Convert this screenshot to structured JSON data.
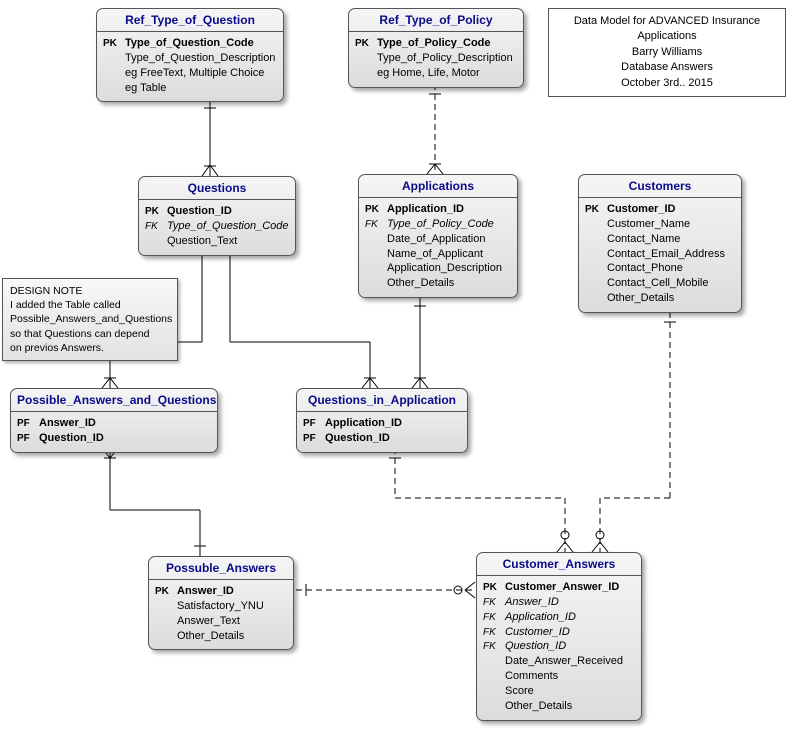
{
  "header": {
    "line1": "Data Model for ADVANCED Insurance Applications",
    "line2": "Barry Williams",
    "line3": "Database Answers",
    "line4": "October 3rd.. 2015"
  },
  "designNote": {
    "line1": "DESIGN NOTE",
    "line2": "I added the Table called",
    "line3": "Possible_Answers_and_Questions",
    "line4": "so that Questions can depend",
    "line5": "on previos Answers."
  },
  "entities": {
    "refTypeQuestion": {
      "title": "Ref_Type_of_Question",
      "attrs": [
        {
          "key": "PK",
          "name": "Type_of_Question_Code",
          "cls": "pk"
        },
        {
          "key": "",
          "name": "Type_of_Question_Description",
          "cls": ""
        },
        {
          "key": "",
          "name": "eg FreeText, Multiple Choice",
          "cls": ""
        },
        {
          "key": "",
          "name": "eg Table",
          "cls": ""
        }
      ]
    },
    "refTypePolicy": {
      "title": "Ref_Type_of_Policy",
      "attrs": [
        {
          "key": "PK",
          "name": "Type_of_Policy_Code",
          "cls": "pk"
        },
        {
          "key": "",
          "name": "Type_of_Policy_Description",
          "cls": ""
        },
        {
          "key": "",
          "name": "eg Home, Life, Motor",
          "cls": ""
        }
      ]
    },
    "questions": {
      "title": "Questions",
      "attrs": [
        {
          "key": "PK",
          "name": "Question_ID",
          "cls": "pk"
        },
        {
          "key": "FK",
          "name": "Type_of_Question_Code",
          "cls": "fk"
        },
        {
          "key": "",
          "name": "Question_Text",
          "cls": ""
        }
      ]
    },
    "applications": {
      "title": "Applications",
      "attrs": [
        {
          "key": "PK",
          "name": "Application_ID",
          "cls": "pk"
        },
        {
          "key": "FK",
          "name": "Type_of_Policy_Code",
          "cls": "fk"
        },
        {
          "key": "",
          "name": "Date_of_Application",
          "cls": ""
        },
        {
          "key": "",
          "name": "Name_of_Applicant",
          "cls": ""
        },
        {
          "key": "",
          "name": "Application_Description",
          "cls": ""
        },
        {
          "key": "",
          "name": "Other_Details",
          "cls": ""
        }
      ]
    },
    "customers": {
      "title": "Customers",
      "attrs": [
        {
          "key": "PK",
          "name": "Customer_ID",
          "cls": "pk"
        },
        {
          "key": "",
          "name": "Customer_Name",
          "cls": ""
        },
        {
          "key": "",
          "name": "Contact_Name",
          "cls": ""
        },
        {
          "key": "",
          "name": "Contact_Email_Address",
          "cls": ""
        },
        {
          "key": "",
          "name": "Contact_Phone",
          "cls": ""
        },
        {
          "key": "",
          "name": "Contact_Cell_Mobile",
          "cls": ""
        },
        {
          "key": "",
          "name": "Other_Details",
          "cls": ""
        }
      ]
    },
    "paq": {
      "title": "Possible_Answers_and_Questions",
      "attrs": [
        {
          "key": "PF",
          "name": "Answer_ID",
          "cls": "pk"
        },
        {
          "key": "PF",
          "name": "Question_ID",
          "cls": "pk"
        }
      ]
    },
    "qia": {
      "title": "Questions_in_Application",
      "attrs": [
        {
          "key": "PF",
          "name": "Application_ID",
          "cls": "pk"
        },
        {
          "key": "PF",
          "name": "Question_ID",
          "cls": "pk"
        }
      ]
    },
    "possibleAnswers": {
      "title": "Possuble_Answers",
      "attrs": [
        {
          "key": "PK",
          "name": "Answer_ID",
          "cls": "pk"
        },
        {
          "key": "",
          "name": "Satisfactory_YNU",
          "cls": ""
        },
        {
          "key": "",
          "name": "Answer_Text",
          "cls": ""
        },
        {
          "key": "",
          "name": "Other_Details",
          "cls": ""
        }
      ]
    },
    "customerAnswers": {
      "title": "Customer_Answers",
      "attrs": [
        {
          "key": "PK",
          "name": "Customer_Answer_ID",
          "cls": "pk"
        },
        {
          "key": "FK",
          "name": "Answer_ID",
          "cls": "fk"
        },
        {
          "key": "FK",
          "name": "Application_ID",
          "cls": "fk"
        },
        {
          "key": "FK",
          "name": "Customer_ID",
          "cls": "fk"
        },
        {
          "key": "FK",
          "name": "Question_ID",
          "cls": "fk"
        },
        {
          "key": "",
          "name": "Date_Answer_Received",
          "cls": ""
        },
        {
          "key": "",
          "name": "Comments",
          "cls": ""
        },
        {
          "key": "",
          "name": "Score",
          "cls": ""
        },
        {
          "key": "",
          "name": "Other_Details",
          "cls": ""
        }
      ]
    }
  }
}
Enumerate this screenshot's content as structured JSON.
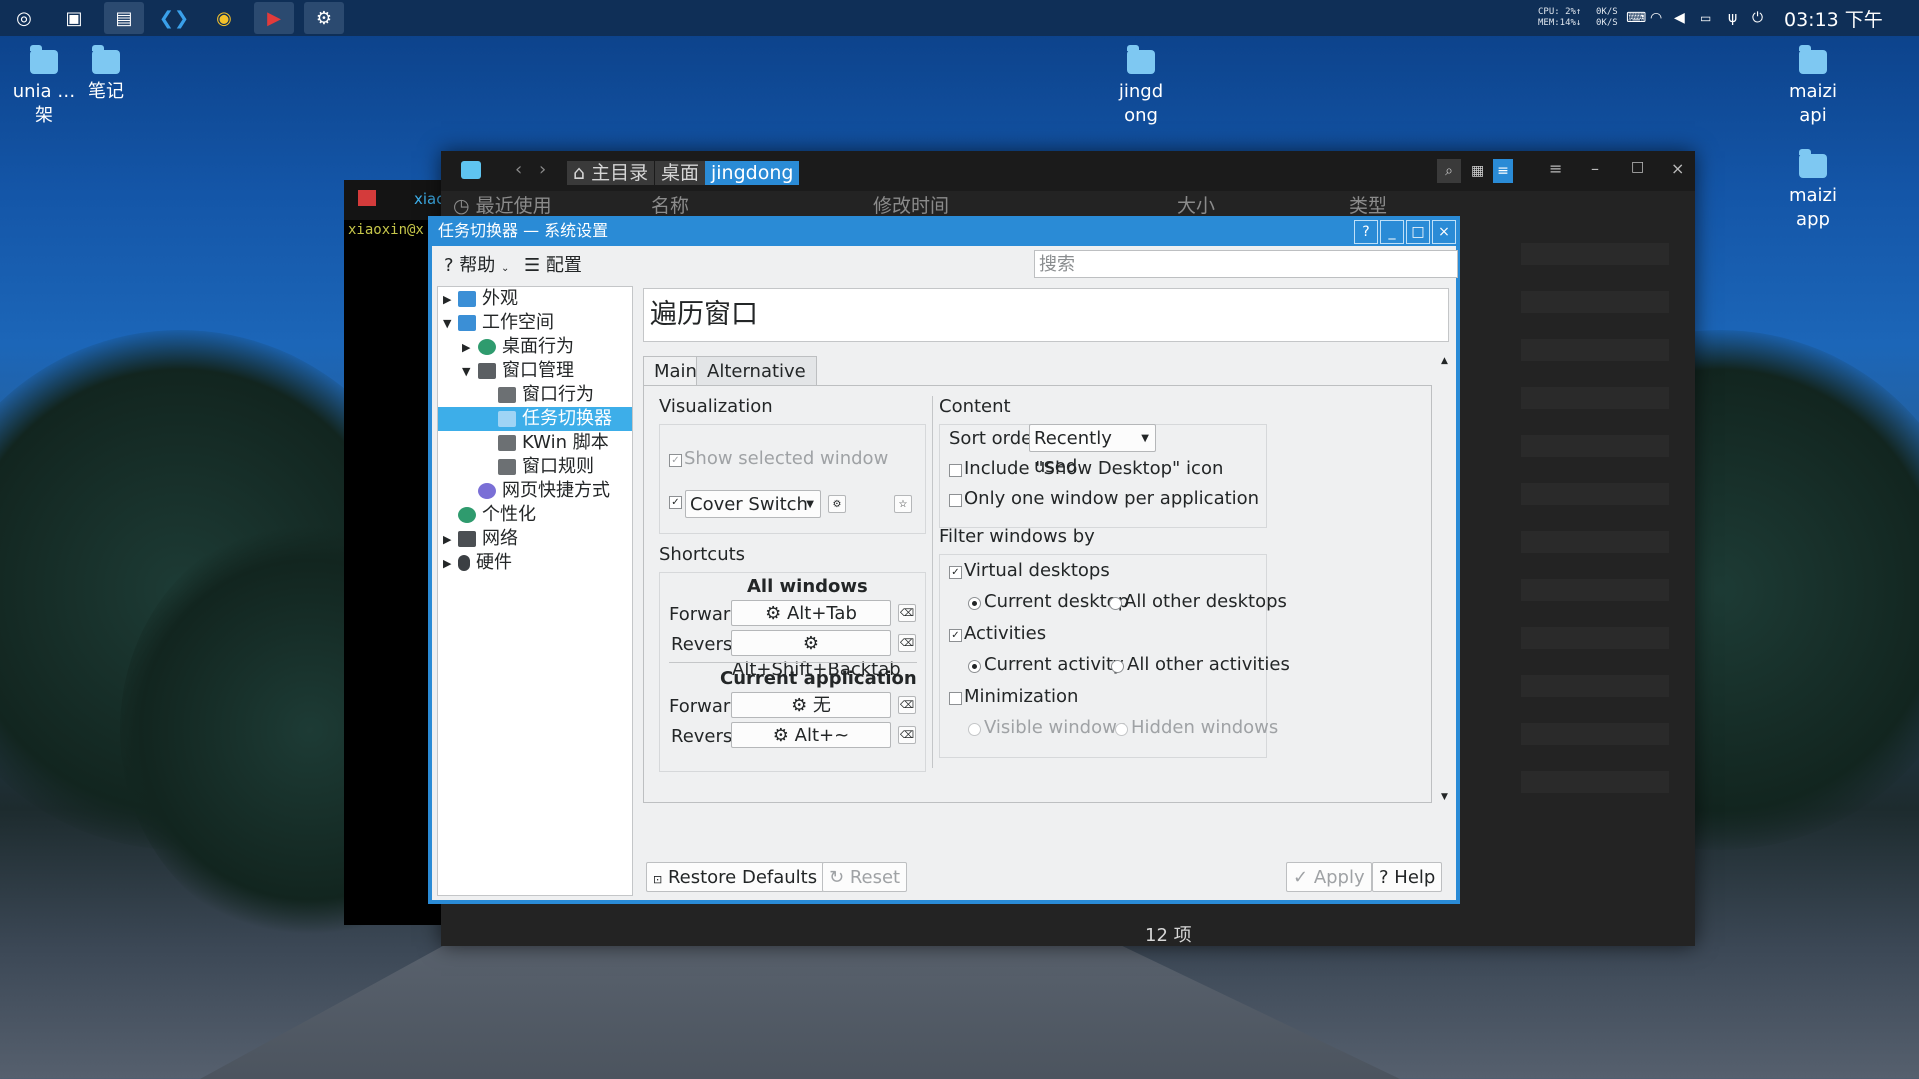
{
  "panel": {
    "cpu": "CPU: 2%↑",
    "mem": "MEM:14%↓",
    "net_up": "0K/S",
    "net_down": "0K/S",
    "clock": "03:13 下午"
  },
  "desktop": {
    "icons": [
      "unia …架",
      "笔记",
      "jingd ong",
      "maizi api",
      "maizi app"
    ]
  },
  "terminal": {
    "tab": "xiac",
    "prompt": "xiaoxin@x"
  },
  "file_manager": {
    "breadcrumb": [
      "主目录",
      "桌面",
      "jingdong"
    ],
    "sidebar_item": "最近使用",
    "columns": [
      "名称",
      "修改时间",
      "大小",
      "类型"
    ],
    "status": "12 项"
  },
  "dialog": {
    "title": "任务切换器 — 系统设置",
    "help_menu": "帮助",
    "config_menu": "配置",
    "search_placeholder": "搜索",
    "tree": {
      "appearance": "外观",
      "workspace": "工作空间",
      "desktop_behavior": "桌面行为",
      "window_management": "窗口管理",
      "window_behavior": "窗口行为",
      "task_switcher": "任务切换器",
      "kwin_scripts": "KWin 脚本",
      "window_rules": "窗口规则",
      "web_shortcuts": "网页快捷方式",
      "personalization": "个性化",
      "network": "网络",
      "hardware": "硬件"
    },
    "heading": "遍历窗口",
    "tabs": {
      "main": "Main",
      "alternative": "Alternative"
    },
    "visualization": {
      "label": "Visualization",
      "show_selected": "Show selected window",
      "effect": "Cover Switch"
    },
    "shortcuts": {
      "label": "Shortcuts",
      "all_windows": "All windows",
      "current_application": "Current application",
      "forward": "Forward",
      "reverse": "Reverse",
      "all_forward": "Alt+Tab",
      "all_reverse": "Alt+Shift+Backtab",
      "app_forward": "无",
      "app_reverse": "Alt+~"
    },
    "content": {
      "label": "Content",
      "sort_label": "Sort order:",
      "sort_value": "Recently used",
      "include_desktop": "Include \"Show Desktop\" icon",
      "one_per_app": "Only one window per application"
    },
    "filter": {
      "label": "Filter windows by",
      "virtual_desktops": "Virtual desktops",
      "current_desktop": "Current desktop",
      "other_desktops": "All other desktops",
      "activities": "Activities",
      "current_activity": "Current activity",
      "other_activities": "All other activities",
      "minimization": "Minimization",
      "visible_windows": "Visible windows",
      "hidden_windows": "Hidden windows"
    },
    "buttons": {
      "restore": "Restore Defaults",
      "reset": "Reset",
      "apply": "Apply",
      "help": "Help"
    }
  }
}
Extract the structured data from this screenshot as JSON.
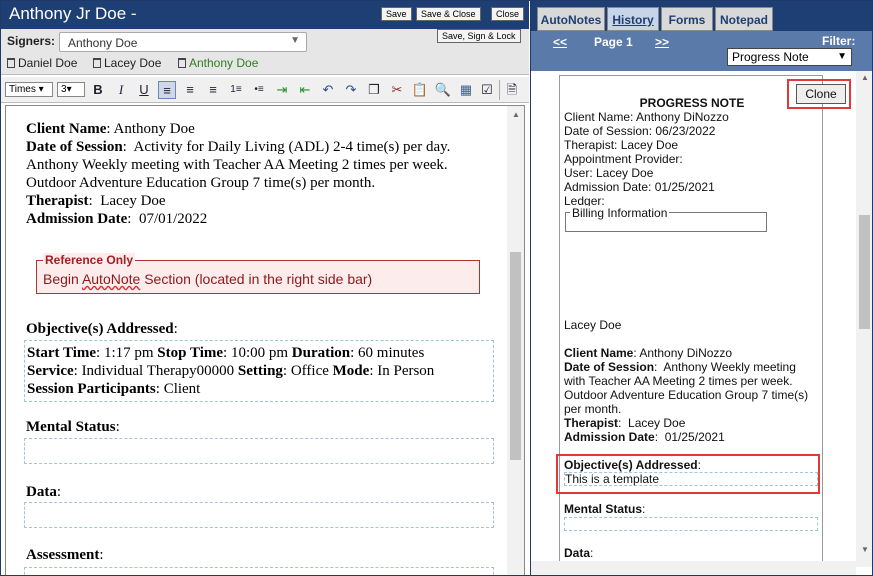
{
  "window": {
    "title": "Anthony Jr Doe -"
  },
  "toolbar_buttons": {
    "save": "Save",
    "save_close": "Save & Close",
    "close": "Close",
    "save_sign_lock": "Save, Sign & Lock"
  },
  "signers": {
    "label": "Signers:",
    "selected": "Anthony Doe",
    "list": [
      {
        "name": "Daniel Doe",
        "color": "#222222"
      },
      {
        "name": "Lacey Doe",
        "color": "#222222"
      },
      {
        "name": "Anthony Doe",
        "color": "#2e7d1e"
      }
    ]
  },
  "editor_toolbar": {
    "font": "Times",
    "size": "3"
  },
  "editor": {
    "client_name_label": "Client Name",
    "client_name": "Anthony Doe",
    "dos_label": "Date of Session",
    "dos_text": "Activity for Daily Living (ADL) 2-4 time(s) per day.  Anthony Weekly meeting with Teacher  AA Meeting 2 times per week.  Outdoor Adventure Education Group 7 time(s) per month.",
    "therapist_label": "Therapist",
    "therapist": "Lacey Doe",
    "admission_label": "Admission Date",
    "admission": "07/01/2022",
    "ref_label": "Reference Only",
    "ref_text_1": "Begin ",
    "ref_text_autonote": "AutoNote",
    "ref_text_2": " Section (located in the right side bar)",
    "objectives_label": "Objective(s) Addressed",
    "start_label": "Start Time",
    "start": "1:17 pm",
    "stop_label": "Stop Time",
    "stop": "10:00 pm",
    "duration_label": "Duration",
    "duration": "60 minutes",
    "service_label": "Service",
    "service": "Individual Therapy00000",
    "setting_label": "Setting",
    "setting": "Office",
    "mode_label": "Mode",
    "mode": "In Person",
    "participants_label": "Session Participants",
    "participants": "Client",
    "mental_label": "Mental Status",
    "data_label": "Data",
    "assessment_label": "Assessment"
  },
  "side_tabs": [
    "AutoNotes",
    "History",
    "Forms",
    "Notepad"
  ],
  "active_tab": "History",
  "history_nav": {
    "prev": "<<",
    "page": "Page 1",
    "next": ">>",
    "filter_label": "Filter:",
    "filter_value": "Progress Note"
  },
  "note": {
    "clone": "Clone",
    "title": "PROGRESS NOTE",
    "lines": [
      "Client Name: Anthony DiNozzo",
      "Date of Session: 06/23/2022",
      "Therapist: Lacey Doe",
      "Appointment Provider:",
      "User: Lacey Doe",
      "Admission Date: 01/25/2021",
      "Ledger:"
    ],
    "billing_label": "Billing Information",
    "signer": "Lacey Doe",
    "client_name_label": "Client Name",
    "client_name": "Anthony DiNozzo",
    "dos_label": "Date of Session",
    "dos_text": "Anthony Weekly meeting with Teacher  AA Meeting 2 times per week.  Outdoor Adventure Education Group 7 time(s) per month.",
    "therapist_label": "Therapist",
    "therapist": "Lacey Doe",
    "admission_label": "Admission Date",
    "admission": "01/25/2021",
    "objectives_label": "Objective(s) Addressed",
    "objectives_text": "This is a template",
    "mental_label": "Mental Status",
    "data_label": "Data"
  }
}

__________________________________________________

Scan the material above. Copy each line where "Table" occurs.

Answer below ->
    "line2": "I added the Table called",
          "name": "eg Table",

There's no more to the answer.